What this task involves | Below is a listing to write out in full, exactly as given, without its pictures.

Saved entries
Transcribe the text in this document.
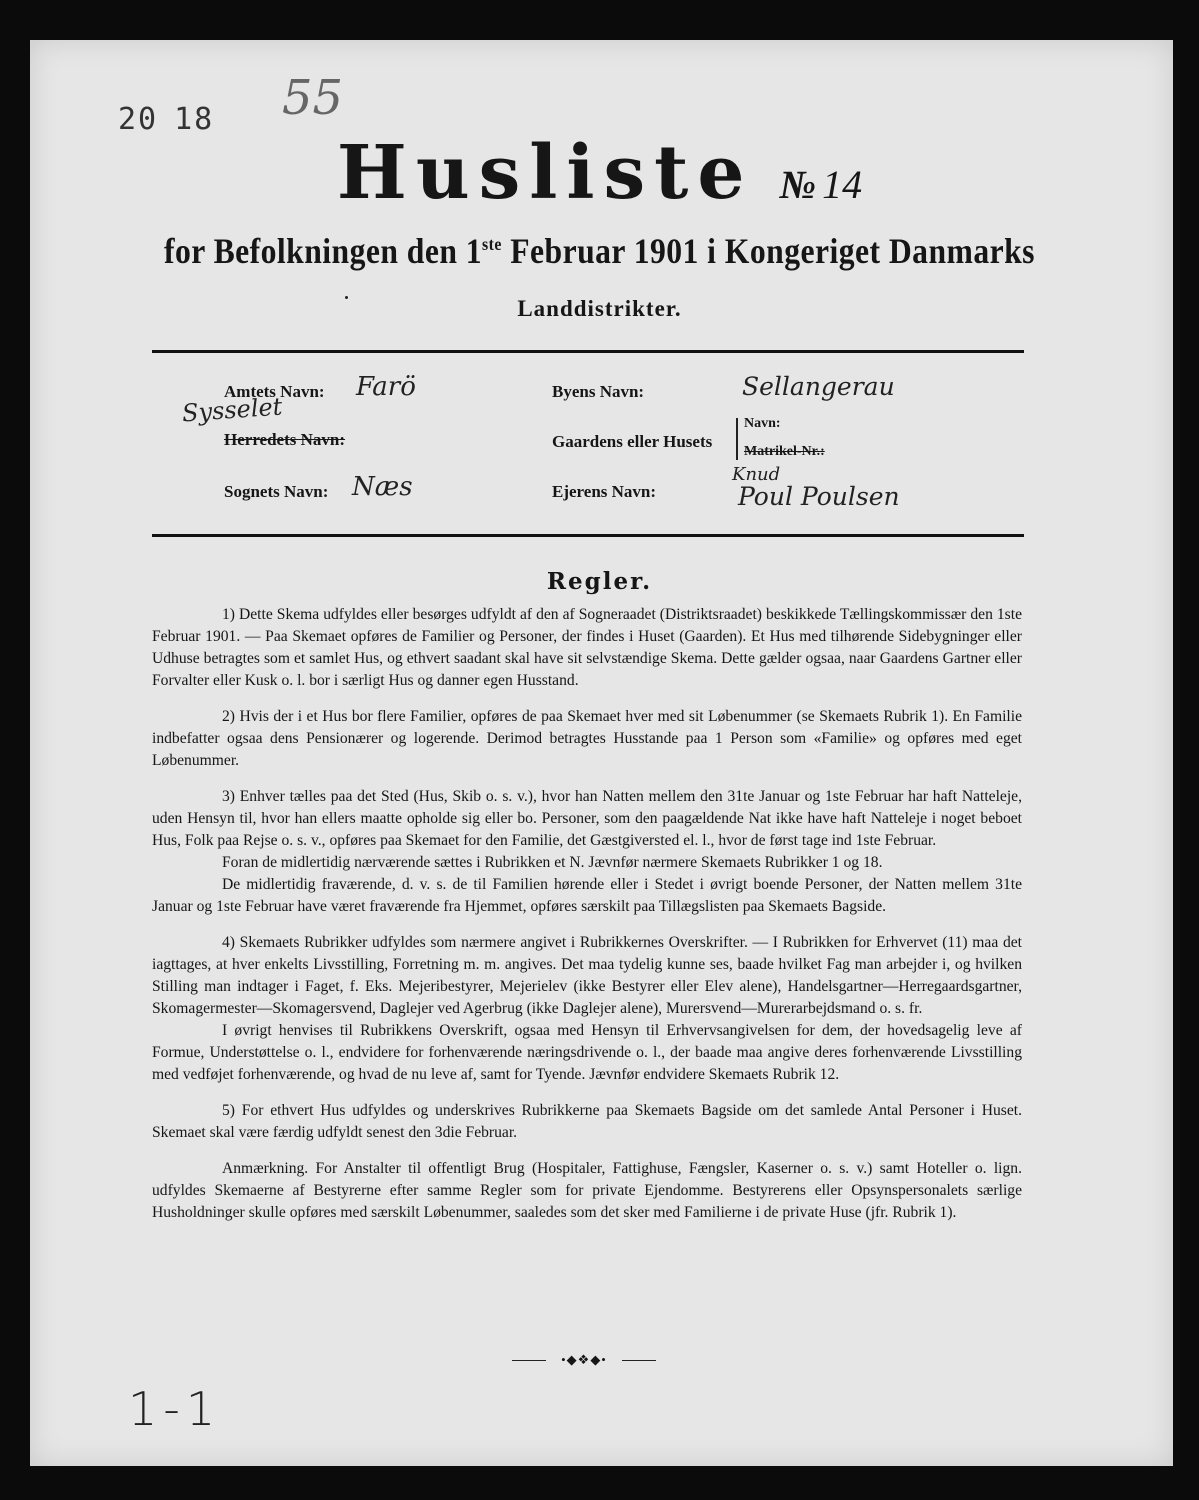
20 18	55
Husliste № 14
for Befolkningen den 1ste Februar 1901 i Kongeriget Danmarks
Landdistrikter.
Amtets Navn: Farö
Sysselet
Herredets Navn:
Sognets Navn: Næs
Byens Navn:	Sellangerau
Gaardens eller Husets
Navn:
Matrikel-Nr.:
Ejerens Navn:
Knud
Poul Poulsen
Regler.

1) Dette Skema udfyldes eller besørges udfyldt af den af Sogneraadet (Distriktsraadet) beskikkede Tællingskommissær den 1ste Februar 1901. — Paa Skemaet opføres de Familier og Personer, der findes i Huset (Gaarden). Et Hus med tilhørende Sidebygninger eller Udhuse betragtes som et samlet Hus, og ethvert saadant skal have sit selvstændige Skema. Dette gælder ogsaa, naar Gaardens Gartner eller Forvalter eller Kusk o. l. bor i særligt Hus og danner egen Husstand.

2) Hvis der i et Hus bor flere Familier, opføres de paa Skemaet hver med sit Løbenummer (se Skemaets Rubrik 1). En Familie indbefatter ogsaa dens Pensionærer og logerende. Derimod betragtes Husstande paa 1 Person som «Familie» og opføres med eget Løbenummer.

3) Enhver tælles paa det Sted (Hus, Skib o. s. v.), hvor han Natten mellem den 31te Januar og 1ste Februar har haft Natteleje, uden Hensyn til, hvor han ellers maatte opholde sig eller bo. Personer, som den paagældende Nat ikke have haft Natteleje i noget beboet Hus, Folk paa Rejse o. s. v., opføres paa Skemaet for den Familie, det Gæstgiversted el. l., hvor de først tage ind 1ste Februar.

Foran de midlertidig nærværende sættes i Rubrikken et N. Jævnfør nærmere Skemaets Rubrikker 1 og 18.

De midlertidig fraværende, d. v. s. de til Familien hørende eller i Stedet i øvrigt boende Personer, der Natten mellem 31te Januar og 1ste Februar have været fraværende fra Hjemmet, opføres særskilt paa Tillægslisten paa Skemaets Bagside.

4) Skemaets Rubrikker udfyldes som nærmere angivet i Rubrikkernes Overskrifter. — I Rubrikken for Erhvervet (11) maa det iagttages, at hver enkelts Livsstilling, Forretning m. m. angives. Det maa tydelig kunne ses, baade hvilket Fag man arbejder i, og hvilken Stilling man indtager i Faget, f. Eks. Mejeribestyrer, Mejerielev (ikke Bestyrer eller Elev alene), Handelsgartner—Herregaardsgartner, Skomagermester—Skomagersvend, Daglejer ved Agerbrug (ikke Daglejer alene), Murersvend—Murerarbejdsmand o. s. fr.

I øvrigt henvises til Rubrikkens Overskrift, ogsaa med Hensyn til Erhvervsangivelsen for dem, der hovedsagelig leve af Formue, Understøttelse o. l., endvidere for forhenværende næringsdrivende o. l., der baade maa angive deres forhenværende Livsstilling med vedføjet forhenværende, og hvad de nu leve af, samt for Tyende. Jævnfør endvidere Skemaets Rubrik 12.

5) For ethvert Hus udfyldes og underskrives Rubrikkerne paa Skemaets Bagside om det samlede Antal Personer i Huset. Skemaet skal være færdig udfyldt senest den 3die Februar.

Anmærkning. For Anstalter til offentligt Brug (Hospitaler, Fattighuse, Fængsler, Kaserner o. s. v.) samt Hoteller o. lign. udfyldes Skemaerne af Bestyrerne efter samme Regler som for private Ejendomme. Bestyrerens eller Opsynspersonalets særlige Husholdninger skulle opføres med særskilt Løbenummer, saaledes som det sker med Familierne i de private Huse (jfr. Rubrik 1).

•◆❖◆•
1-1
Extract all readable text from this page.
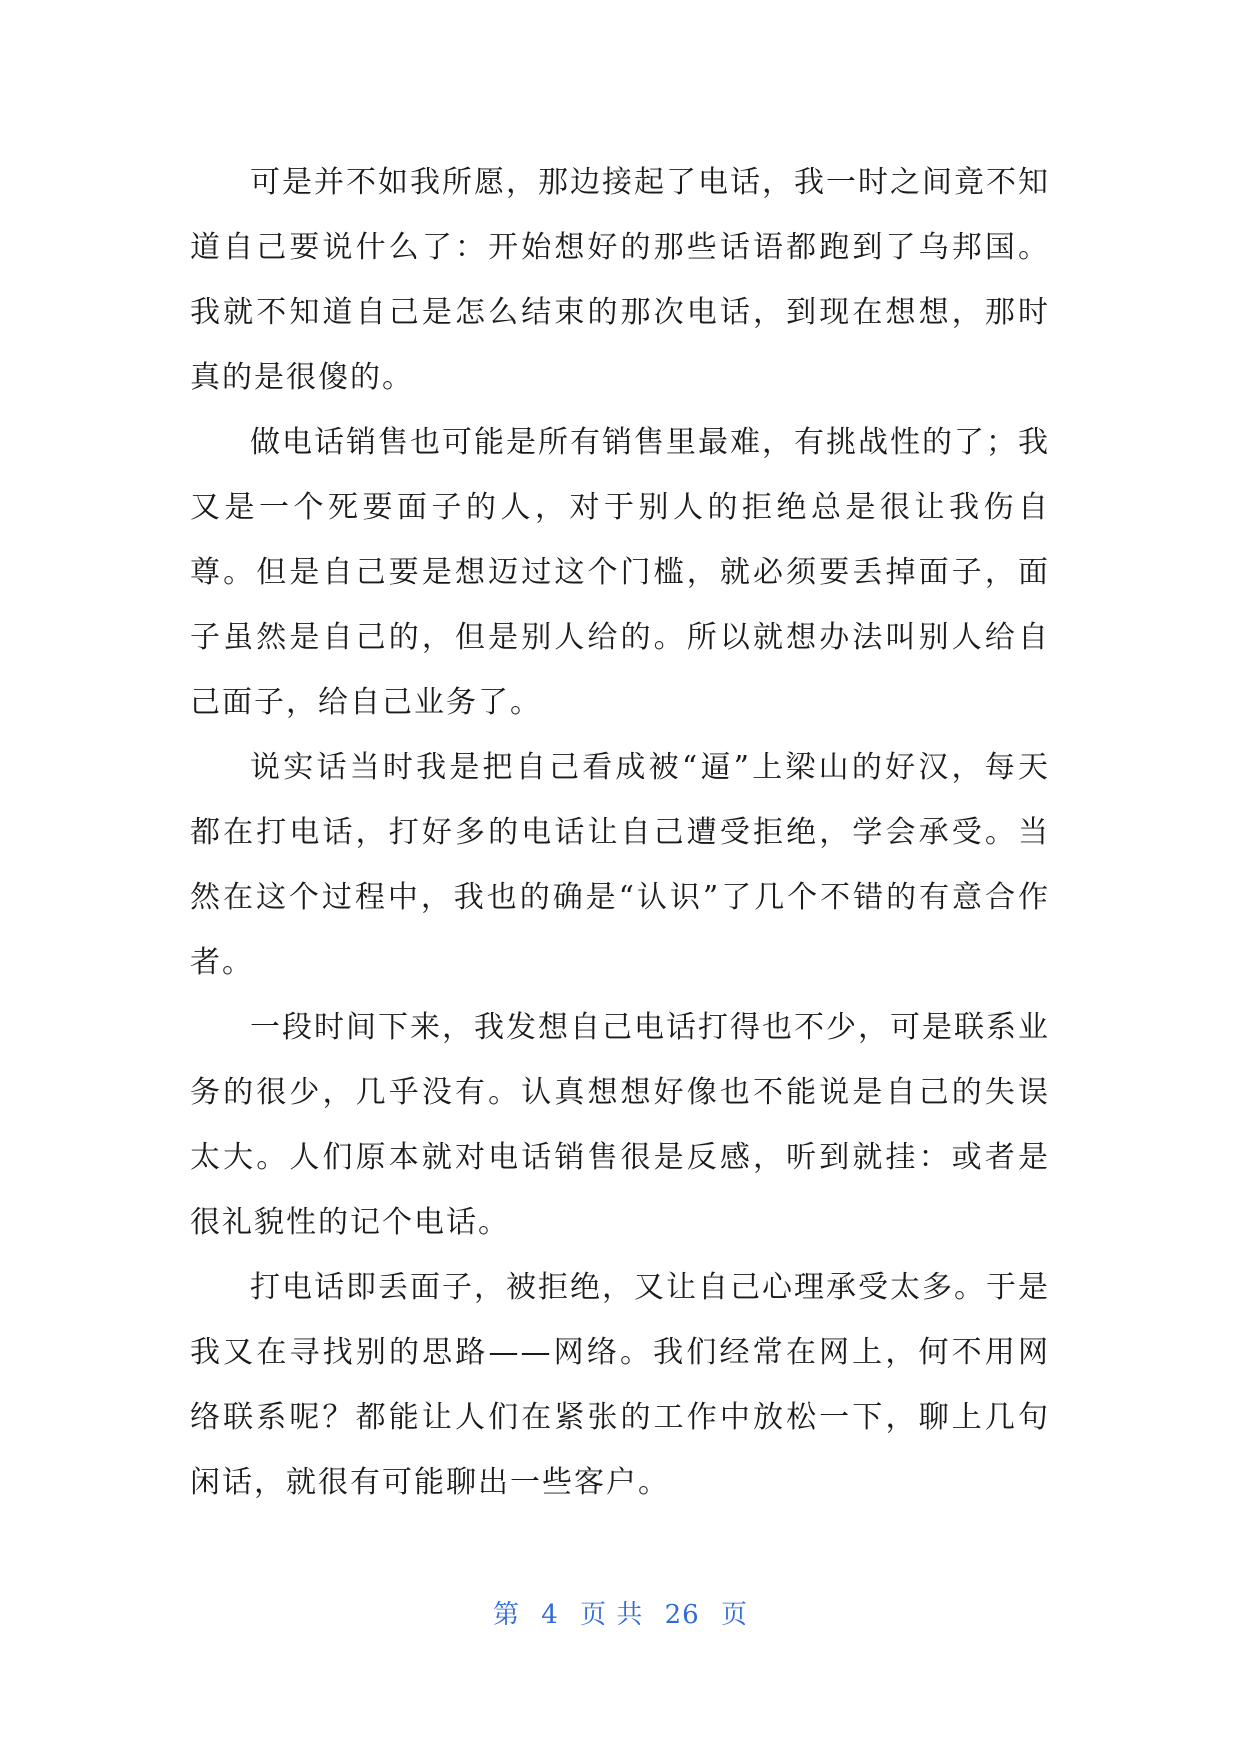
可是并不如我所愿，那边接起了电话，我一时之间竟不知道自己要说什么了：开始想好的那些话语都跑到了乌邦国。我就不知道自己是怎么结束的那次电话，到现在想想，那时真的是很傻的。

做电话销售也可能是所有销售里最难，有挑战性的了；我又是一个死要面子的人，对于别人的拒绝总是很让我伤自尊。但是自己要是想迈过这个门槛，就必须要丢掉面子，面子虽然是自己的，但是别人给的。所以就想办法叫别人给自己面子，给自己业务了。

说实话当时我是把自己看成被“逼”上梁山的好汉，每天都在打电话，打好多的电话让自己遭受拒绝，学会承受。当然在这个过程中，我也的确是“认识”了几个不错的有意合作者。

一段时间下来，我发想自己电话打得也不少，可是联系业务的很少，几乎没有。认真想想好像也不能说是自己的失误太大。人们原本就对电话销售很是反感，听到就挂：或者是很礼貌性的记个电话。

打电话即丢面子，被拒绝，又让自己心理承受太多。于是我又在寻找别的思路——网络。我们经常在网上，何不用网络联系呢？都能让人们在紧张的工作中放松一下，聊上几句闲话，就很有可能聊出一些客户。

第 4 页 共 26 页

The solution |
Transcribe the text in this document.
20 18	55
Husliste № 14
for Befolkningen den 1ste Februar 1901 i Kongeriget Danmarks
Landdistrikter.
Amtets Navn: Farö
Sysselet
Herredets Navn:
Sognets Navn: Næs
Byens Navn:	Sellangerau
Gaardens eller Husets
Navn:
Matrikel-Nr.:
Ejerens Navn:
Knud
Poul Poulsen
Regler.

1) Dette Skema udfyldes eller besørges udfyldt af den af Sogneraadet (Distriktsraadet) beskikkede Tællingskommissær den 1ste Februar 1901. — Paa Skemaet opføres de Familier og Personer, der findes i Huset (Gaarden). Et Hus med tilhørende Sidebygninger eller Udhuse betragtes som et samlet Hus, og ethvert saadant skal have sit selvstændige Skema. Dette gælder ogsaa, naar Gaardens Gartner eller Forvalter eller Kusk o. l. bor i særligt Hus og danner egen Husstand.

2) Hvis der i et Hus bor flere Familier, opføres de paa Skemaet hver med sit Løbenummer (se Skemaets Rubrik 1). En Familie indbefatter ogsaa dens Pensionærer og logerende. Derimod betragtes Husstande paa 1 Person som «Familie» og opføres med eget Løbenummer.

3) Enhver tælles paa det Sted (Hus, Skib o. s. v.), hvor han Natten mellem den 31te Januar og 1ste Februar har haft Natteleje, uden Hensyn til, hvor han ellers maatte opholde sig eller bo. Personer, som den paagældende Nat ikke have haft Natteleje i noget beboet Hus, Folk paa Rejse o. s. v., opføres paa Skemaet for den Familie, det Gæstgiversted el. l., hvor de først tage ind 1ste Februar.

Foran de midlertidig nærværende sættes i Rubrikken et N. Jævnfør nærmere Skemaets Rubrikker 1 og 18.

De midlertidig fraværende, d. v. s. de til Familien hørende eller i Stedet i øvrigt boende Personer, der Natten mellem 31te Januar og 1ste Februar have været fraværende fra Hjemmet, opføres særskilt paa Tillægslisten paa Skemaets Bagside.

4) Skemaets Rubrikker udfyldes som nærmere angivet i Rubrikkernes Overskrifter. — I Rubrikken for Erhvervet (11) maa det iagttages, at hver enkelts Livsstilling, Forretning m. m. angives. Det maa tydelig kunne ses, baade hvilket Fag man arbejder i, og hvilken Stilling man indtager i Faget, f. Eks. Mejeribestyrer, Mejerielev (ikke Bestyrer eller Elev alene), Handelsgartner—Herregaardsgartner, Skomagermester—Skomagersvend, Daglejer ved Agerbrug (ikke Daglejer alene), Murersvend—Murerarbejdsmand o. s. fr.

I øvrigt henvises til Rubrikkens Overskrift, ogsaa med Hensyn til Erhvervsangivelsen for dem, der hovedsagelig leve af Formue, Understøttelse o. l., endvidere for forhenværende næringsdrivende o. l., der baade maa angive deres forhenværende Livsstilling med vedføjet forhenværende, og hvad de nu leve af, samt for Tyende. Jævnfør endvidere Skemaets Rubrik 12.

5) For ethvert Hus udfyldes og underskrives Rubrikkerne paa Skemaets Bagside om det samlede Antal Personer i Huset. Skemaet skal være færdig udfyldt senest den 3die Februar.

Anmærkning. For Anstalter til offentligt Brug (Hospitaler, Fattighuse, Fængsler, Kaserner o. s. v.) samt Hoteller o. lign. udfyldes Skemaerne af Bestyrerne efter samme Regler som for private Ejendomme. Bestyrerens eller Opsynspersonalets særlige Husholdninger skulle opføres med særskilt Løbenummer, saaledes som det sker med Familierne i de private Huse (jfr. Rubrik 1).

•◆❖◆•
1-1
Extract all readable text from this page.
可是并不如我所愿，那边接起了电话，我一时之间竟不知道自己要说什么了：开始想好的那些话语都跑到了乌邦国。我就不知道自己是怎么结束的那次电话，到现在想想，那时真的是很傻的。

做电话销售也可能是所有销售里最难，有挑战性的了；我又是一个死要面子的人，对于别人的拒绝总是很让我伤自尊。但是自己要是想迈过这个门槛，就必须要丢掉面子，面子虽然是自己的，但是别人给的。所以就想办法叫别人给自己面子，给自己业务了。

说实话当时我是把自己看成被“逼”上梁山的好汉，每天都在打电话，打好多的电话让自己遭受拒绝，学会承受。当然在这个过程中，我也的确是“认识”了几个不错的有意合作者。

一段时间下来，我发想自己电话打得也不少，可是联系业务的很少，几乎没有。认真想想好像也不能说是自己的失误太大。人们原本就对电话销售很是反感，听到就挂：或者是很礼貌性的记个电话。

打电话即丢面子，被拒绝，又让自己心理承受太多。于是我又在寻找别的思路——网络。我们经常在网上，何不用网络联系呢？都能让人们在紧张的工作中放松一下，聊上几句闲话，就很有可能聊出一些客户。

第 4 页 共 26 页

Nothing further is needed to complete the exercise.